◆ Task requirements
In the listing that follows, count each line containing the string "区委副书记" and report only the count.

◆ Supplied records

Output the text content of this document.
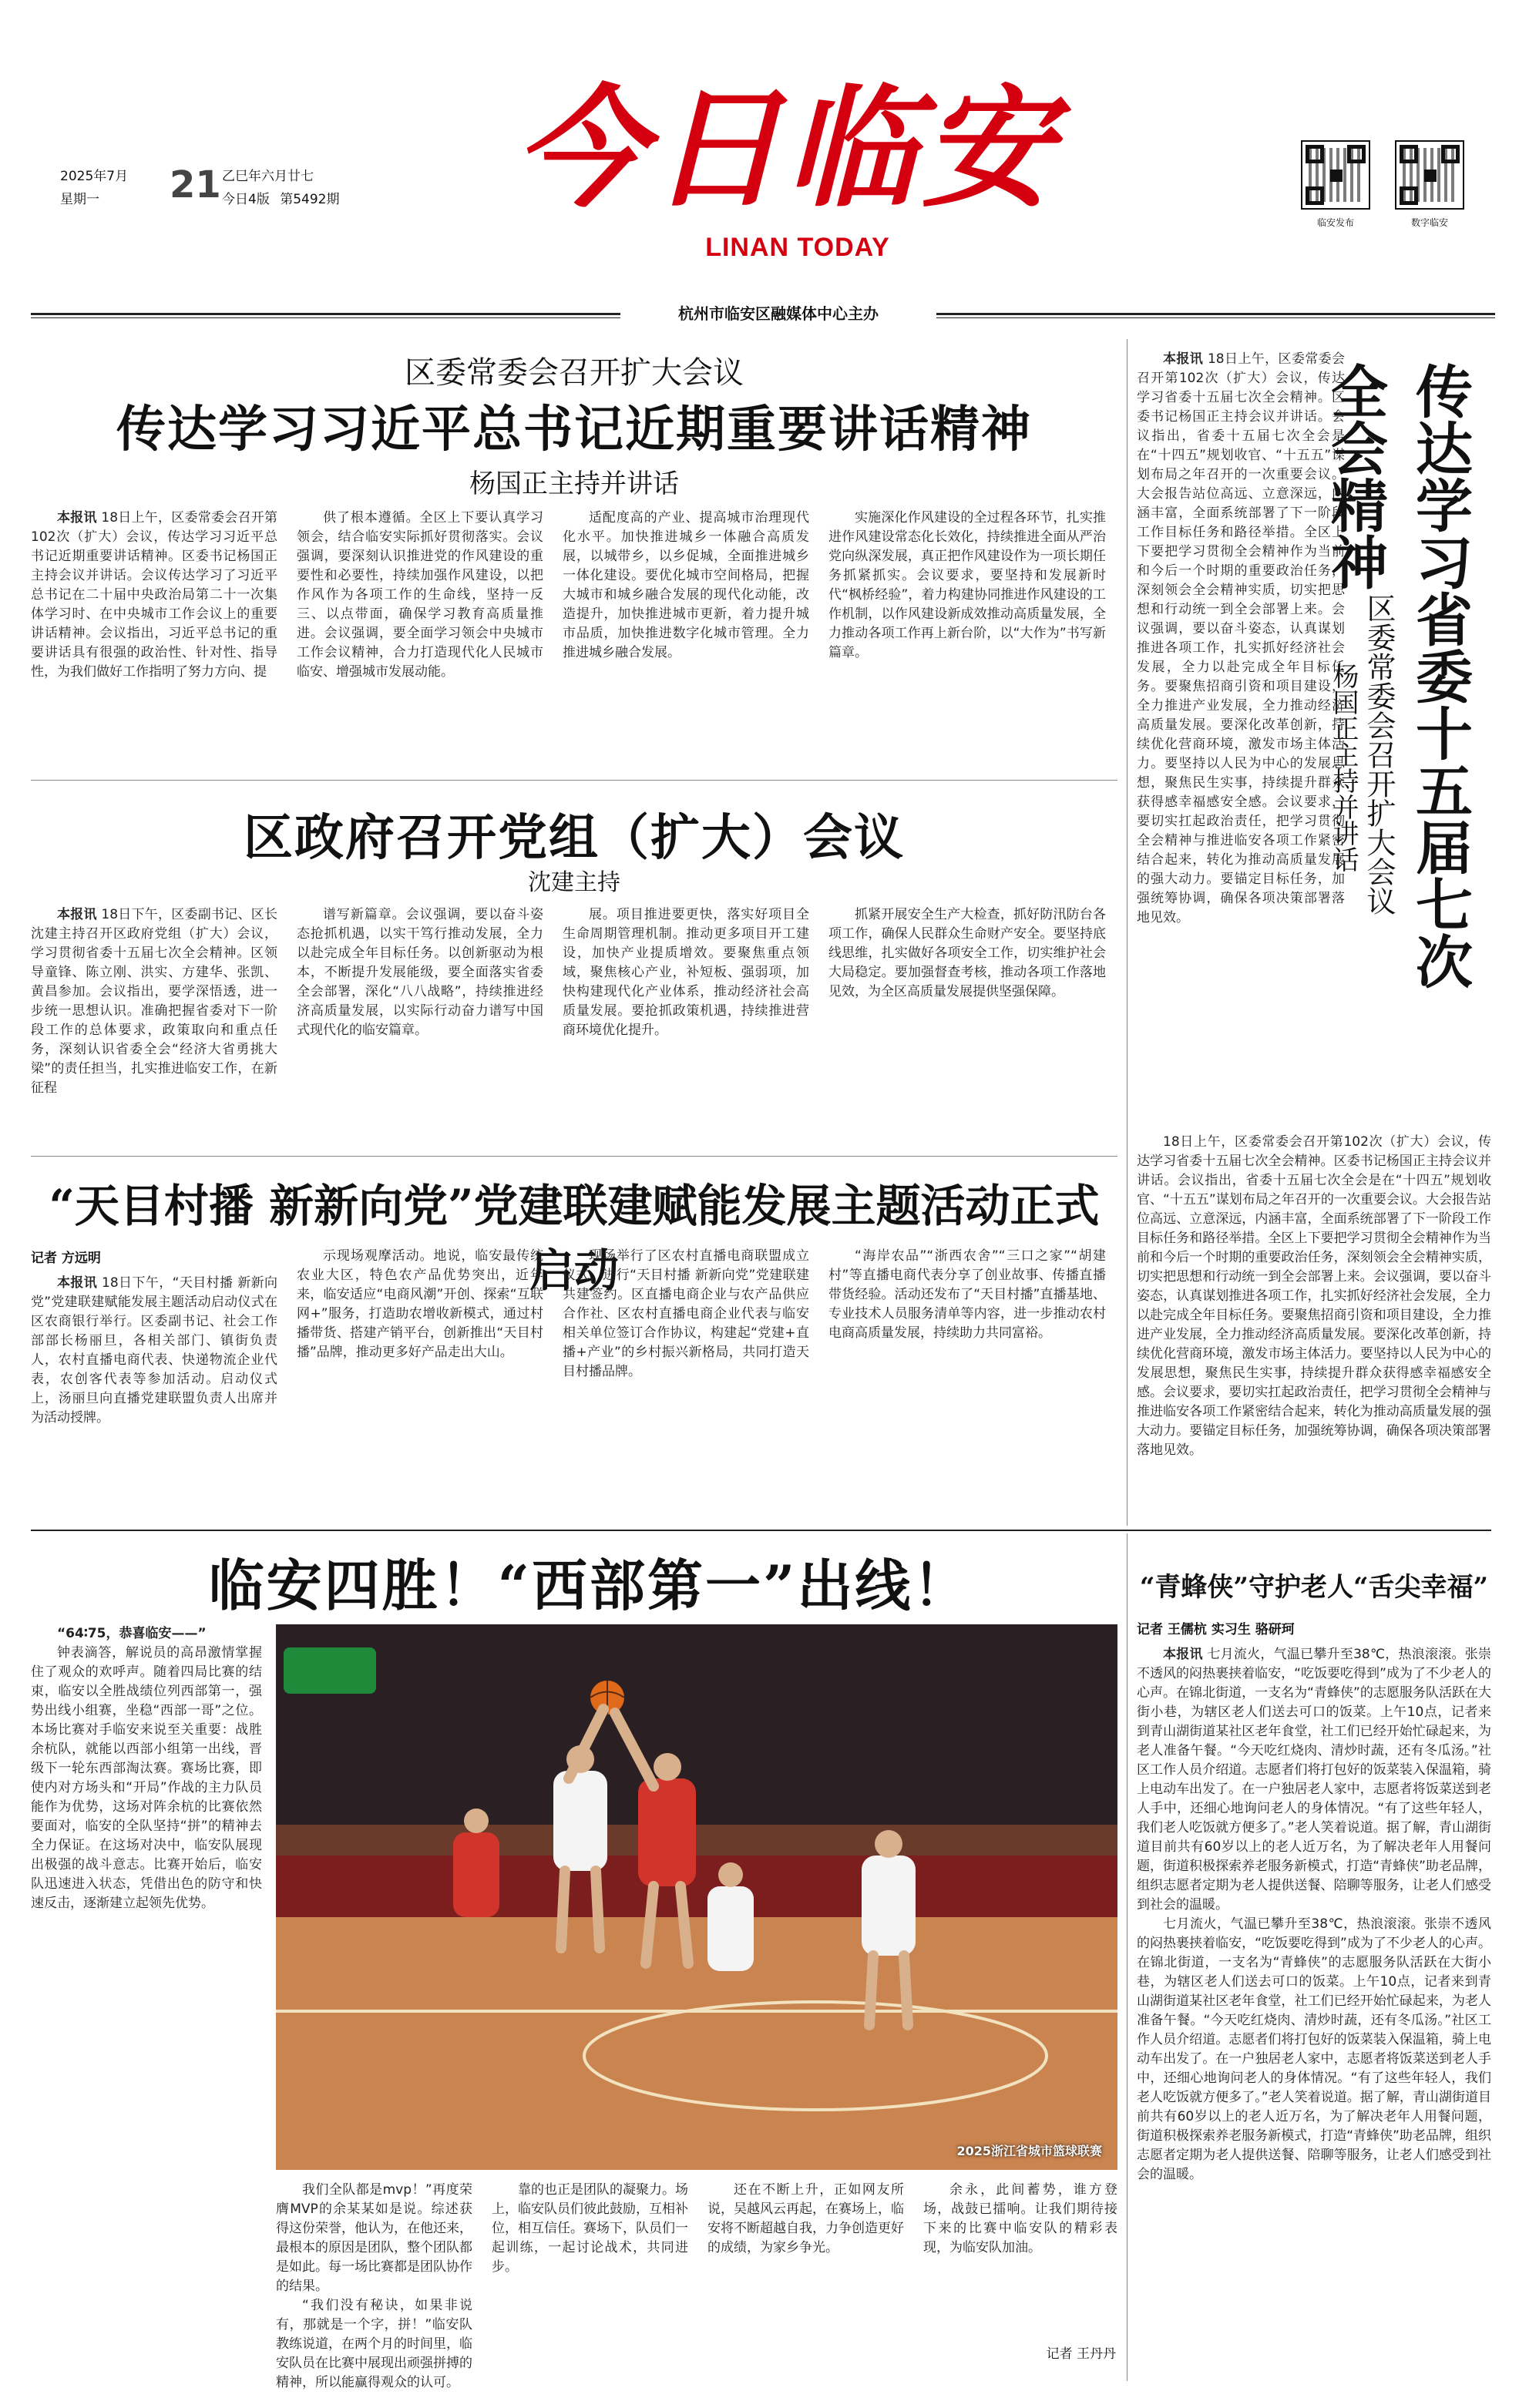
2025年7月
星期一	21 乙巳年六月廿七
今日4版 第5492期	今日临安
LINAN TODAY
临安发布	数字临安
杭州市临安区融媒体中心主办
区委常委会召开扩大会议
传达学习习近平总书记近期重要讲话精神
杨国正主持并讲话

本报讯 18日上午，区委常委会召开第102次（扩大）会议，传达学习习近平总书记近期重要讲话精神。区委书记杨国正主持会议并讲话。会议传达学习了习近平总书记在二十届中央政治局第二十一次集体学习时、在中央城市工作会议上的重要讲话精神。会议指出，习近平总书记的重要讲话具有很强的政治性、针对性、指导性，为我们做好工作指明了努力方向、提

供了根本遵循。全区上下要认真学习领会，结合临安实际抓好贯彻落实。会议强调，要深刻认识推进党的作风建设的重要性和必要性，持续加强作风建设，以把作风作为各项工作的生命线，坚持一反三、以点带面，确保学习教育高质量推进。会议强调，要全面学习领会中央城市工作会议精神，合力打造现代化人民城市临安、增强城市发展动能。

适配度高的产业、提高城市治理现代化水平。加快推进城乡一体融合高质发展，以城带乡，以乡促城，全面推进城乡一体化建设。要优化城市空间格局，把握大城市和城乡融合发展的现代化动能，改造提升，加快推进城市更新，着力提升城市品质，加快推进数字化城市管理。全力推进城乡融合发展。

实施深化作风建设的全过程各环节，扎实推进作风建设常态化长效化，持续推进全面从严治党向纵深发展，真正把作风建设作为一项长期任务抓紧抓实。会议要求，要坚持和发展新时代“枫桥经验”，着力构建协同推进作风建设的工作机制，以作风建设新成效推动高质量发展，全力推动各项工作再上新台阶，以“大作为”书写新篇章。

区政府召开党组（扩大）会议
沈建主持

本报讯 18日下午，区委副书记、区长沈建主持召开区政府党组（扩大）会议，学习贯彻省委十五届七次全会精神。区领导童锋、陈立刚、洪实、方建华、张凯、黄昌参加。会议指出，要学深悟透，进一步统一思想认识。准确把握省委对下一阶段工作的总体要求，政策取向和重点任务，深刻认识省委全会“经济大省勇挑大梁”的责任担当，扎实推进临安工作，在新征程

谱写新篇章。会议强调，要以奋斗姿态抢抓机遇，以实干笃行推动发展，全力以赴完成全年目标任务。以创新驱动为根本，不断提升发展能级，要全面落实省委全会部署，深化“八八战略”，持续推进经济高质量发展，以实际行动奋力谱写中国式现代化的临安篇章。

展。项目推进要更快，落实好项目全生命周期管理机制。推动更多项目开工建设，加快产业提质增效。要聚焦重点领域，聚焦核心产业，补短板、强弱项，加快构建现代化产业体系，推动经济社会高质量发展。要抢抓政策机遇，持续推进营商环境优化提升。

抓紧开展安全生产大检查，抓好防汛防台各项工作，确保人民群众生命财产安全。要坚持底线思维，扎实做好各项安全工作，切实维护社会大局稳定。要加强督查考核，推动各项工作落地见效，为全区高质量发展提供坚强保障。

“天目村播 新新向党”党建联建赋能发展主题活动正式启动
记者 方远明

本报讯 18日下午，“天目村播 新新向党”党建联建赋能发展主题活动启动仪式在区农商银行举行。区委副书记、社会工作部部长杨丽旦，各相关部门、镇街负责人，农村直播电商代表、快递物流企业代表，农创客代表等参加活动。启动仪式上，汤丽旦向直播党建联盟负责人出席并为活动授牌。

示现场观摩活动。地说，临安最传统农业大区，特色农产品优势突出，近年来，临安适应“电商风潮”开创、探索“互联网+”服务，打造助农增收新模式，通过村播带货、搭建产销平台，创新推出“天目村播”品牌，推动更多好产品走出大山。

现场举行了区农村直播电商联盟成立仪式，进行“天目村播 新新向党”党建联建共建签约。区直播电商企业与农产品供应合作社、区农村直播电商企业代表与临安相关单位签订合作协议，构建起“党建+直播+产业”的乡村振兴新格局，共同打造天目村播品牌。

“海岸农品”“浙西农舍”“三口之家”“胡建村”等直播电商代表分享了创业故事、传播直播带货经验。活动还发布了“天目村播”直播基地、专业技术人员服务清单等内容，进一步推动农村电商高质量发展，持续助力共同富裕。

本报讯 18日上午，区委常委会召开第102次（扩大）会议，传达学习省委十五届七次全会精神。区委书记杨国正主持会议并讲话。会议指出，省委十五届七次全会是在“十四五”规划收官、“十五五”谋划布局之年召开的一次重要会议。大会报告站位高远、立意深远，内涵丰富，全面系统部署了下一阶段工作目标任务和路径举措。全区上下要把学习贯彻全会精神作为当前和今后一个时期的重要政治任务，深刻领会全会精神实质，切实把思想和行动统一到全会部署上来。会议强调，要以奋斗姿态，认真谋划推进各项工作，扎实抓好经济社会发展，全力以赴完成全年目标任务。要聚焦招商引资和项目建设，全力推进产业发展，全力推动经济高质量发展。要深化改革创新，持续优化营商环境，激发市场主体活力。要坚持以人民为中心的发展思想，聚焦民生实事，持续提升群众获得感幸福感安全感。会议要求，要切实扛起政治责任，把学习贯彻全会精神与推进临安各项工作紧密结合起来，转化为推动高质量发展的强大动力。要锚定目标任务，加强统筹协调，确保各项决策部署落地见效。	传达学习省委十五届七次全会精神
区委常委会召开扩大会议
杨国正主持并讲话

18日上午，区委常委会召开第102次（扩大）会议，传达学习省委十五届七次全会精神。区委书记杨国正主持会议并讲话。会议指出，省委十五届七次全会是在“十四五”规划收官、“十五五”谋划布局之年召开的一次重要会议。大会报告站位高远、立意深远，内涵丰富，全面系统部署了下一阶段工作目标任务和路径举措。全区上下要把学习贯彻全会精神作为当前和今后一个时期的重要政治任务，深刻领会全会精神实质，切实把思想和行动统一到全会部署上来。会议强调，要以奋斗姿态，认真谋划推进各项工作，扎实抓好经济社会发展，全力以赴完成全年目标任务。要聚焦招商引资和项目建设，全力推进产业发展，全力推动经济高质量发展。要深化改革创新，持续优化营商环境，激发市场主体活力。要坚持以人民为中心的发展思想，聚焦民生实事，持续提升群众获得感幸福感安全感。会议要求，要切实扛起政治责任，把学习贯彻全会精神与推进临安各项工作紧密结合起来，转化为推动高质量发展的强大动力。要锚定目标任务，加强统筹协调，确保各项决策部署落地见效。

临安四胜！“西部第一”出线！

“64∶75，恭喜临安——”

钟表滴答，解说员的高昂激情掌握住了观众的欢呼声。随着四局比赛的结束，临安以全胜战绩位列西部第一，强势出线小组赛，坐稳“西部一哥”之位。本场比赛对手临安来说至关重要：战胜余杭队，就能以西部小组第一出线，晋级下一轮东西部淘汰赛。赛场比赛，即使内对方场头和“开局”作战的主力队员能作为优势，这场对阵余杭的比赛依然要面对，临安的全队坚持“拼”的精神去全力保证。在这场对决中，临安队展现出极强的战斗意志。比赛开始后，临安队迅速进入状态，凭借出色的防守和快速反击，逐渐建立起领先优势。

2025浙江省城市篮球联赛

我们全队都是mvp！”再度荣膺MVP的余某某如是说。综述获得这份荣誉，他认为，在他还来，最根本的原因是团队，整个团队都是如此。每一场比赛都是团队协作的结果。

“我们没有秘诀，如果非说有，那就是一个字，拼！”临安队教练说道，在两个月的时间里，临安队员在比赛中展现出顽强拼搏的精神，所以能赢得观众的认可。

靠的也正是团队的凝聚力。场上，临安队员们彼此鼓励，互相补位，相互信任。赛场下，队员们一起训练，一起讨论战术，共同进步。

还在不断上升，正如网友所说，吴越风云再起，在赛场上，临安将不断超越自我，力争创造更好的成绩，为家乡争光。

余永，此间蓄势，谁方登场，战鼓已擂响。让我们期待接下来的比赛中临安队的精彩表现，为临安队加油。

记者 王丹丹
“青蜂侠”守护老人“舌尖幸福”
记者 王儒杭 实习生 骆研珂

本报讯 七月流火，气温已攀升至38℃，热浪滚滚。张崇不透风的闷热裹挟着临安，“吃饭要吃得到”成为了不少老人的心声。在锦北街道，一支名为“青蜂侠”的志愿服务队活跃在大街小巷，为辖区老人们送去可口的饭菜。上午10点，记者来到青山湖街道某社区老年食堂，社工们已经开始忙碌起来，为老人准备午餐。“今天吃红烧肉、清炒时蔬，还有冬瓜汤。”社区工作人员介绍道。志愿者们将打包好的饭菜装入保温箱，骑上电动车出发了。在一户独居老人家中，志愿者将饭菜送到老人手中，还细心地询问老人的身体情况。“有了这些年轻人，我们老人吃饭就方便多了。”老人笑着说道。据了解，青山湖街道目前共有60岁以上的老人近万名，为了解决老年人用餐问题，街道积极探索养老服务新模式，打造“青蜂侠”助老品牌，组织志愿者定期为老人提供送餐、陪聊等服务，让老人们感受到社会的温暖。

七月流火，气温已攀升至38℃，热浪滚滚。张崇不透风的闷热裹挟着临安，“吃饭要吃得到”成为了不少老人的心声。在锦北街道，一支名为“青蜂侠”的志愿服务队活跃在大街小巷，为辖区老人们送去可口的饭菜。上午10点，记者来到青山湖街道某社区老年食堂，社工们已经开始忙碌起来，为老人准备午餐。“今天吃红烧肉、清炒时蔬，还有冬瓜汤。”社区工作人员介绍道。志愿者们将打包好的饭菜装入保温箱，骑上电动车出发了。在一户独居老人家中，志愿者将饭菜送到老人手中，还细心地询问老人的身体情况。“有了这些年轻人，我们老人吃饭就方便多了。”老人笑着说道。据了解，青山湖街道目前共有60岁以上的老人近万名，为了解决老年人用餐问题，街道积极探索养老服务新模式，打造“青蜂侠”助老品牌，组织志愿者定期为老人提供送餐、陪聊等服务，让老人们感受到社会的温暖。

◆ Solution for this problem
2